INFORMATION SUPPLIED ::
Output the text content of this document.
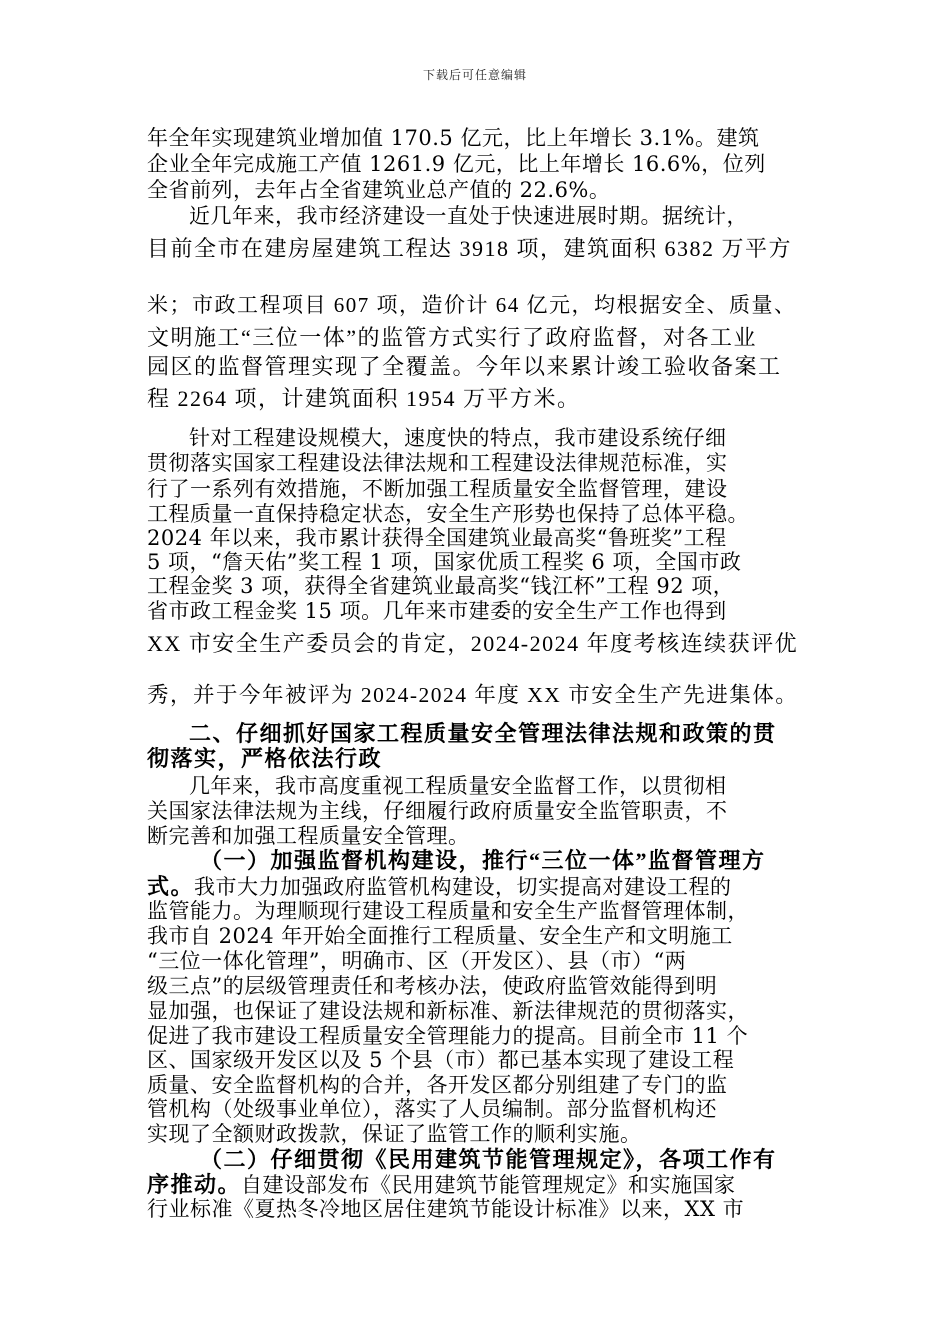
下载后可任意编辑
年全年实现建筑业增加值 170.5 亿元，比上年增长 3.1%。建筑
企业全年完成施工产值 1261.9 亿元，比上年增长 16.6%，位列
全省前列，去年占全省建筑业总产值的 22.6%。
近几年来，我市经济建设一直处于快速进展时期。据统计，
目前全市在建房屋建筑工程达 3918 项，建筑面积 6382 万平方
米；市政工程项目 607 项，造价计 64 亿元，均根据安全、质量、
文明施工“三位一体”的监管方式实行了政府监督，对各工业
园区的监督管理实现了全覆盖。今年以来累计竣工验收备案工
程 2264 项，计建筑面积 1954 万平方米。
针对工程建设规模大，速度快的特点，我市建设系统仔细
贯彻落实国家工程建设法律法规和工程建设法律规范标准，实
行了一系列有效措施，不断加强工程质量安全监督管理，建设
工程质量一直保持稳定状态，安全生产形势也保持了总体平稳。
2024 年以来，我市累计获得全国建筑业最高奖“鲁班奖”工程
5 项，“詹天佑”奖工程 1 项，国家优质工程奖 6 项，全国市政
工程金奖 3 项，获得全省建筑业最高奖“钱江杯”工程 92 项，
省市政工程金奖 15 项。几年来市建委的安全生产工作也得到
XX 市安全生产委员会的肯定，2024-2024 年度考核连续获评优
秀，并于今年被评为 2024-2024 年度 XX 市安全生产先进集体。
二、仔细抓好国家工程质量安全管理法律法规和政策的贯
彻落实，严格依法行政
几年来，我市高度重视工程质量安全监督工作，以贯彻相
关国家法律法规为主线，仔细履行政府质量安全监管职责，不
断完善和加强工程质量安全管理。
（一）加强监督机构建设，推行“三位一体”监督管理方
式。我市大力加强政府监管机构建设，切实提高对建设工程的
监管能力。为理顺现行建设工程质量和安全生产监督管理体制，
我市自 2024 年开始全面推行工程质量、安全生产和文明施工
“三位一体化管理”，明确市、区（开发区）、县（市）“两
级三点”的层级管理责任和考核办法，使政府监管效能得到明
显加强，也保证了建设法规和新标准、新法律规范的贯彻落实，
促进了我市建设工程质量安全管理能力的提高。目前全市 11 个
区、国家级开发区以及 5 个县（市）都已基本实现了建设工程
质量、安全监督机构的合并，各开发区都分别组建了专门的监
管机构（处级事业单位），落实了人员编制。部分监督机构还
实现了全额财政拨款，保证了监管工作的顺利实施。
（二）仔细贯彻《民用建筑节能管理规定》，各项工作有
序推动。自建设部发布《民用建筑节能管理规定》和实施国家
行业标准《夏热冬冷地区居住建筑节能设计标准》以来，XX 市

* * *

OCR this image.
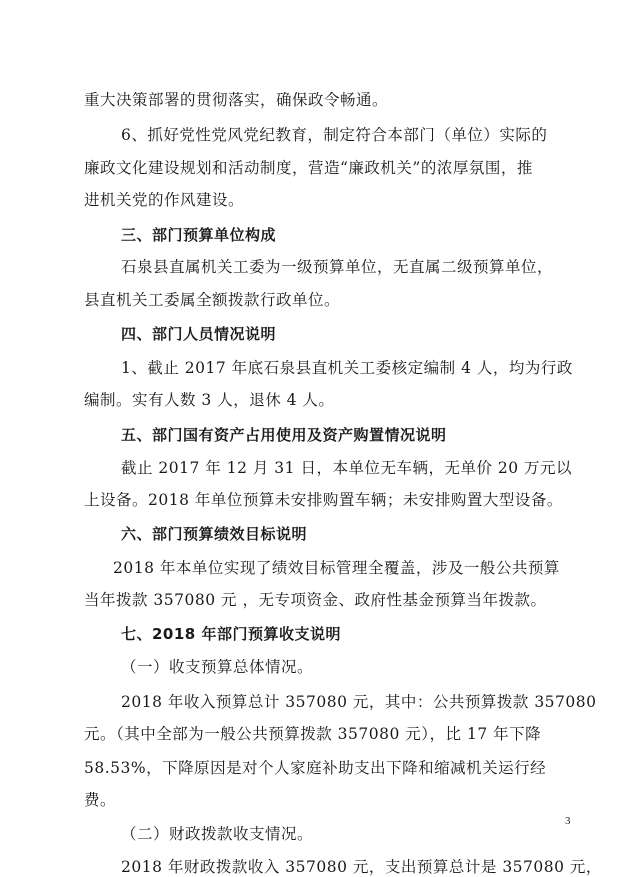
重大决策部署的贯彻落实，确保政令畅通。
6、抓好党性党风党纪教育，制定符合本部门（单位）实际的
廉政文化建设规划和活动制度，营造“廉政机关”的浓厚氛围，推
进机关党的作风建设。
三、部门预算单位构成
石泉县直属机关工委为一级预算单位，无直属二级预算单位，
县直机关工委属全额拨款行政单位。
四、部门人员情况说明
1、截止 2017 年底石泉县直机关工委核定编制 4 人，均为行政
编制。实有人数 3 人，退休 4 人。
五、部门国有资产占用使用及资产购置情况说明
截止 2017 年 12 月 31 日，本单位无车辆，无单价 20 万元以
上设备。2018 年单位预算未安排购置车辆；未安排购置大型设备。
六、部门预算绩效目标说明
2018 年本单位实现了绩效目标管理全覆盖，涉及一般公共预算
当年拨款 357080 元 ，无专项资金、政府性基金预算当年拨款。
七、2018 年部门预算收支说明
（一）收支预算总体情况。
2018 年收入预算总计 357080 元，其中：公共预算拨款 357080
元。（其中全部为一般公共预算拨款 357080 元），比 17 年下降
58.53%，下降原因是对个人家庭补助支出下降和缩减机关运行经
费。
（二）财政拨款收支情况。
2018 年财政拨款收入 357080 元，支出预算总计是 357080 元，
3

...

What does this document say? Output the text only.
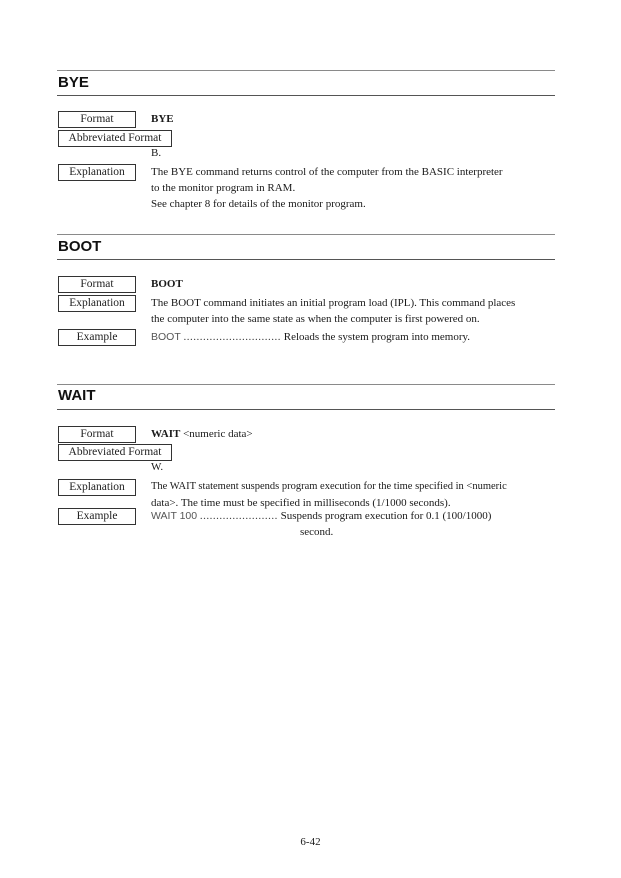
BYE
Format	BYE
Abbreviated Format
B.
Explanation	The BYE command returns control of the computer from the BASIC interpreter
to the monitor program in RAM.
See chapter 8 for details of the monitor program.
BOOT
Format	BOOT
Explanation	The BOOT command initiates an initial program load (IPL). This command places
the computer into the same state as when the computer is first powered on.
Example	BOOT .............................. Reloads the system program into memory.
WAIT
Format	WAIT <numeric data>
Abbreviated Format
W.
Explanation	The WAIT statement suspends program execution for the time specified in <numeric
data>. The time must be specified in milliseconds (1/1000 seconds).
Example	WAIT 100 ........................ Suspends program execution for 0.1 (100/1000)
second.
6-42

WHAT YOU WILL DO :: For the entries above, count the lines that contain the string "text", and state that number without further comment.

PROBLEM SOLUTION :: 2